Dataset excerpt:
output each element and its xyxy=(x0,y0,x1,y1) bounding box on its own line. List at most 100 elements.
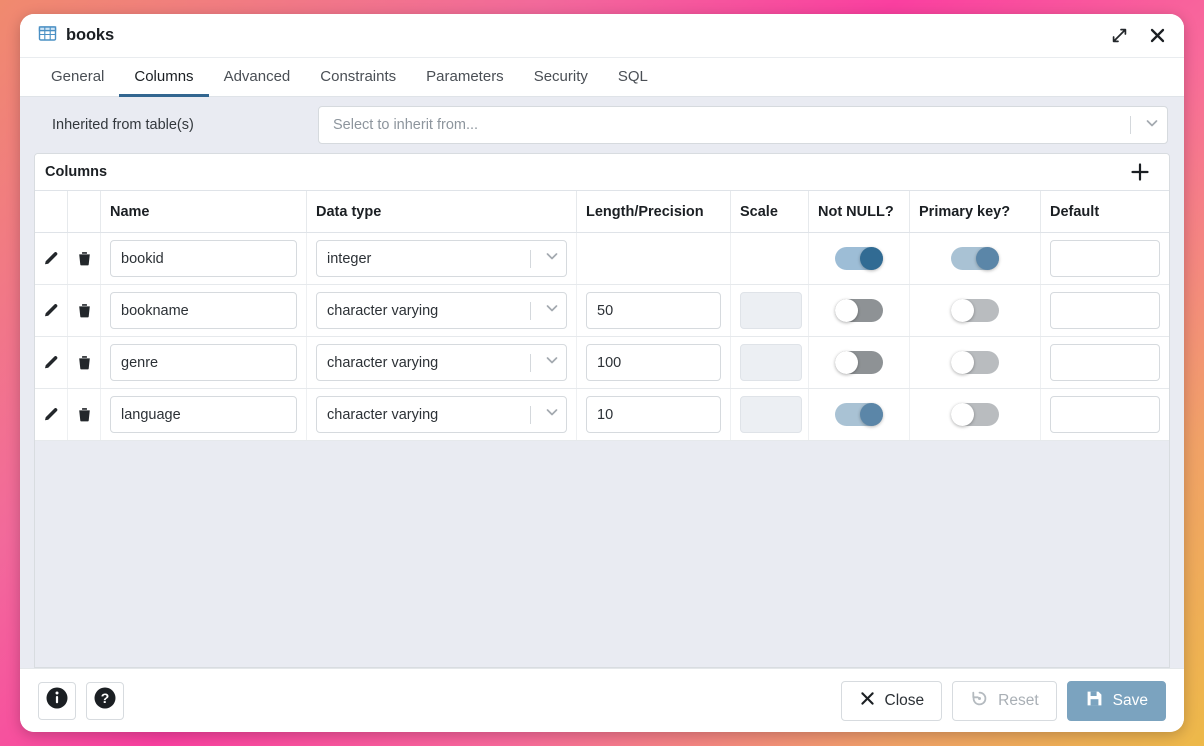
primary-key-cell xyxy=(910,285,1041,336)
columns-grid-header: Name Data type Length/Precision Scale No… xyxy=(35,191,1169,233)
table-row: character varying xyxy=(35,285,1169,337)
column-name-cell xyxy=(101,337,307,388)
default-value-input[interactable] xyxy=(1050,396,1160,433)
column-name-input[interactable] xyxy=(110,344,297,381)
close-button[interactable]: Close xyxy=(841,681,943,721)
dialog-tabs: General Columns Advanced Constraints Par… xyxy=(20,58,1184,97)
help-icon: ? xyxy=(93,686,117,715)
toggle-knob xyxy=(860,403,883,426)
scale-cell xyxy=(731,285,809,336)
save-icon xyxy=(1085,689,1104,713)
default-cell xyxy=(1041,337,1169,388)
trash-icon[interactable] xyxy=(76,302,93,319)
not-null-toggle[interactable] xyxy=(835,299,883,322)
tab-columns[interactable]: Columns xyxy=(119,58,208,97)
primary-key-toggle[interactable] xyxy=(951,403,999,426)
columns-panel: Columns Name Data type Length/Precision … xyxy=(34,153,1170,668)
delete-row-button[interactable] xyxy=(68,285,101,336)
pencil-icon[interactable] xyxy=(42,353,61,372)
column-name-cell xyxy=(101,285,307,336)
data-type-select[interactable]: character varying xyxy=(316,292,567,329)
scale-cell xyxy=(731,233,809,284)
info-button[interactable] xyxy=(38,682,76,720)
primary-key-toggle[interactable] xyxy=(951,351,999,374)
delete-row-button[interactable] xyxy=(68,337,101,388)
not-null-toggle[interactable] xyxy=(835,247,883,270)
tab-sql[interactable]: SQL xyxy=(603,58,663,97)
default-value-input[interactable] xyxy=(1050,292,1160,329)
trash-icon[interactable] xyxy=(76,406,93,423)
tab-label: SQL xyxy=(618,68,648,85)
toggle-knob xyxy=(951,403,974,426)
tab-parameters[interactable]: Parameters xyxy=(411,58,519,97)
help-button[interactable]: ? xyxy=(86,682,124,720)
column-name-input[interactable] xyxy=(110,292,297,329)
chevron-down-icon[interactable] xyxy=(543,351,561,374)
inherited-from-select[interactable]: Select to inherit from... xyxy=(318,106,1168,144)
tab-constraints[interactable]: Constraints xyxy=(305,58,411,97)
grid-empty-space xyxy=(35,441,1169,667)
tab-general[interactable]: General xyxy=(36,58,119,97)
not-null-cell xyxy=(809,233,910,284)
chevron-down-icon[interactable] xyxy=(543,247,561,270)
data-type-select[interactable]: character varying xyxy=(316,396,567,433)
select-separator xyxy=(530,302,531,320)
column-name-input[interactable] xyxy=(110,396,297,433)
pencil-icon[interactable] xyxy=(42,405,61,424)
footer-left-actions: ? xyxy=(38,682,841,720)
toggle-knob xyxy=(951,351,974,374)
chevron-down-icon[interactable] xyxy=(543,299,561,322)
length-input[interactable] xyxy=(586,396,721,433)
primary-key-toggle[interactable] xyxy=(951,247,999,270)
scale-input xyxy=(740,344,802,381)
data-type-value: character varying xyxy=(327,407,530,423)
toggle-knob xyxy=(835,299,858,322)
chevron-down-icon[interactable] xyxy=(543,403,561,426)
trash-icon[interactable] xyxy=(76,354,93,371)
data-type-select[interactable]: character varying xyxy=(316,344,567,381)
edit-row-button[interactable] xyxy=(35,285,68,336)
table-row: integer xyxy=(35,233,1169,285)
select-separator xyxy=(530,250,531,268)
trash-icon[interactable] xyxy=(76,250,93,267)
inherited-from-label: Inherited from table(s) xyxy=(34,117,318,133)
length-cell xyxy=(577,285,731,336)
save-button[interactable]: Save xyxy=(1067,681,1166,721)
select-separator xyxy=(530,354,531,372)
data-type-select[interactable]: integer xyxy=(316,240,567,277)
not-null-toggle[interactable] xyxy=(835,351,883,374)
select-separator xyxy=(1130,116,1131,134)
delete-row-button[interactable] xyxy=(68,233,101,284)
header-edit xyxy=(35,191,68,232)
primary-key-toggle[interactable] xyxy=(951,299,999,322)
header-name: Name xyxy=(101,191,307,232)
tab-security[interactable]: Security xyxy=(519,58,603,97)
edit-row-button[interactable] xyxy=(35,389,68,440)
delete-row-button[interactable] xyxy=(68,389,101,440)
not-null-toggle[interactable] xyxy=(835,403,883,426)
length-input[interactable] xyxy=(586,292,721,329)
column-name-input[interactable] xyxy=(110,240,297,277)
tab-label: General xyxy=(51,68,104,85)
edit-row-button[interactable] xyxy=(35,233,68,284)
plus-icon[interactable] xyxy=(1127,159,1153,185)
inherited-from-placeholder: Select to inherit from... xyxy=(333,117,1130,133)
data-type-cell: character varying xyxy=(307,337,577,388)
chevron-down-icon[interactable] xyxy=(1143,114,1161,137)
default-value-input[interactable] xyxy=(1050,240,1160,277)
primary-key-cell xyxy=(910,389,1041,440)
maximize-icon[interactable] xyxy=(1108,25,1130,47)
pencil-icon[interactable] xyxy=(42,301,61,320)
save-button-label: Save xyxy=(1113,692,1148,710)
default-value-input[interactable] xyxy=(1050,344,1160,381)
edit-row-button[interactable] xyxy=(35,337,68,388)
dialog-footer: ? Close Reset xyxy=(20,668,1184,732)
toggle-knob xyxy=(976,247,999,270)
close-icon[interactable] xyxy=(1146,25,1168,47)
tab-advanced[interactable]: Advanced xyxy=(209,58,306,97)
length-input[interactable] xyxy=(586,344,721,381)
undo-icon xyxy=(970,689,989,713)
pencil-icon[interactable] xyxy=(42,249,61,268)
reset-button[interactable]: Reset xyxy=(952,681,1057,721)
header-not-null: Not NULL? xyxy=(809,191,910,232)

• [AIM OF THE EXERCISE] Please rewrite all of the lines above as a numbered list, leaving out any blank lines. Don't include the picture in your answer.

• [FINAL ANSWER]
1. output each element and its xyxy=(x0,y0,x1,y1) bounding box on its own line. List at most 100 elements.
2. primary-key-cell xyxy=(910,285,1041,336)
3. columns-grid-header: Name Data type Length/Precision Scale No… xyxy=(35,191,1169,233)
4. table-row: character varying xyxy=(35,285,1169,337)
5. column-name-cell xyxy=(101,337,307,388)
6. default-value-input[interactable] xyxy=(1050,396,1160,433)
7. column-name-input[interactable] xyxy=(110,344,297,381)
8. close-button[interactable]: Close xyxy=(841,681,943,721)
9. dialog-tabs: General Columns Advanced Constraints Par… xyxy=(20,58,1184,97)
10. help-icon: ? xyxy=(93,686,117,715)
11. toggle-knob xyxy=(860,403,883,426)
12. scale-cell xyxy=(731,285,809,336)
13. save-icon xyxy=(1085,689,1104,713)
14. default-cell xyxy=(1041,337,1169,388)
15. trash-icon[interactable] xyxy=(76,302,93,319)
16. not-null-toggle[interactable] xyxy=(835,299,883,322)
17. tab-columns[interactable]: Columns xyxy=(119,58,208,97)
18. primary-key-toggle[interactable] xyxy=(951,403,999,426)
19. columns-panel: Columns Name Data type Length/Precision … xyxy=(34,153,1170,668)
20. delete-row-button[interactable] xyxy=(68,285,101,336)
21. pencil-icon[interactable] xyxy=(42,353,61,372)
22. column-name-cell xyxy=(101,285,307,336)
23. data-type-select[interactable]: character varying xyxy=(316,292,567,329)
24. scale-cell xyxy=(731,233,809,284)
25. info-button[interactable] xyxy=(38,682,76,720)
26. primary-key-toggle[interactable] xyxy=(951,351,999,374)
27. delete-row-button[interactable] xyxy=(68,337,101,388)
28. not-null-toggle[interactable] xyxy=(835,247,883,270)
29. tab-sql[interactable]: SQL xyxy=(603,58,663,97)
30. default-value-input[interactable] xyxy=(1050,292,1160,329)
31. trash-icon[interactable] xyxy=(76,406,93,423)
32. tab-label: SQL xyxy=(618,68,648,85)
33. toggle-knob xyxy=(951,403,974,426)
34. tab-parameters[interactable]: Parameters xyxy=(411,58,519,97)
35. help-button[interactable]: ? xyxy=(86,682,124,720)
36. column-name-input[interactable] xyxy=(110,292,297,329)
37. chevron-down-icon[interactable] xyxy=(543,351,561,374)
38. inherited-from-select[interactable]: Select to inherit from... xyxy=(318,106,1168,144)
39. tab-constraints[interactable]: Constraints xyxy=(305,58,411,97)
40. grid-empty-space xyxy=(35,441,1169,667)
41. tab-general[interactable]: General xyxy=(36,58,119,97)
42. not-null-cell xyxy=(809,233,910,284)
43. chevron-down-icon[interactable] xyxy=(543,247,561,270)
44. data-type-select[interactable]: character varying xyxy=(316,396,567,433)
45. select-separator xyxy=(530,302,531,320)
46. column-name-input[interactable] xyxy=(110,396,297,433)
47. pencil-icon[interactable] xyxy=(42,405,61,424)
48. footer-left-actions: ? xyxy=(38,682,841,720)
49. toggle-knob xyxy=(951,351,974,374)
50. chevron-down-icon[interactable] xyxy=(543,299,561,322)
51. length-input[interactable] xyxy=(586,396,721,433)
52. primary-key-toggle[interactable] xyxy=(951,247,999,270)
53. scale-input xyxy=(740,344,802,381)
54. data-type-value: character varying xyxy=(327,407,530,423)
55. toggle-knob xyxy=(835,299,858,322)
56. chevron-down-icon[interactable] xyxy=(543,403,561,426)
57. trash-icon[interactable] xyxy=(76,354,93,371)
58. data-type-select[interactable]: character varying xyxy=(316,344,567,381)
59. edit-row-button[interactable] xyxy=(35,285,68,336)
60. table-row: integer xyxy=(35,233,1169,285)
61. select-separator xyxy=(530,250,531,268)
62. trash-icon[interactable] xyxy=(76,250,93,267)
63. inherited-from-label: Inherited from table(s) xyxy=(34,117,318,133)
64. length-cell xyxy=(577,285,731,336)
65. save-button[interactable]: Save xyxy=(1067,681,1166,721)
66. select-separator xyxy=(530,354,531,372)
67. data-type-select[interactable]: integer xyxy=(316,240,567,277)
68. not-null-toggle[interactable] xyxy=(835,351,883,374)
69. select-separator xyxy=(1130,116,1131,134)
70. delete-row-button[interactable] xyxy=(68,233,101,284)
71. header-edit xyxy=(35,191,68,232)
72. primary-key-toggle[interactable] xyxy=(951,299,999,322)
73. header-name: Name xyxy=(101,191,307,232)
74. tab-security[interactable]: Security xyxy=(519,58,603,97)
75. edit-row-button[interactable] xyxy=(35,389,68,440)
76. delete-row-button[interactable] xyxy=(68,389,101,440)
77. not-null-toggle[interactable] xyxy=(835,403,883,426)
78. length-input[interactable] xyxy=(586,292,721,329)
79. column-name-input[interactable] xyxy=(110,240,297,277)
80. tab-label: General xyxy=(51,68,104,85)
81. edit-row-button[interactable] xyxy=(35,233,68,284)
82. plus-icon[interactable] xyxy=(1127,159,1153,185)
83. inherited-from-placeholder: Select to inherit from... xyxy=(333,117,1130,133)
84. data-type-cell: character varying xyxy=(307,337,577,388)
85. chevron-down-icon[interactable] xyxy=(1143,114,1161,137)
86. default-value-input[interactable] xyxy=(1050,240,1160,277)
87. primary-key-cell xyxy=(910,389,1041,440)
88. maximize-icon[interactable] xyxy=(1108,25,1130,47)
89. pencil-icon[interactable] xyxy=(42,301,61,320)
90. save-button-label: Save xyxy=(1113,692,1148,710)
91. default-value-input[interactable] xyxy=(1050,344,1160,381)
92. edit-row-button[interactable] xyxy=(35,337,68,388)
93. dialog-footer: ? Close Reset xyxy=(20,668,1184,732)
94. toggle-knob xyxy=(976,247,999,270)
95. close-icon[interactable] xyxy=(1146,25,1168,47)
96. tab-advanced[interactable]: Advanced xyxy=(209,58,306,97)
97. length-input[interactable] xyxy=(586,344,721,381)
98. undo-icon xyxy=(970,689,989,713)
99. pencil-icon[interactable] xyxy=(42,249,61,268)
100. reset-button[interactable]: Reset xyxy=(952,681,1057,721)
101. header-not-null: Not NULL? xyxy=(809,191,910,232)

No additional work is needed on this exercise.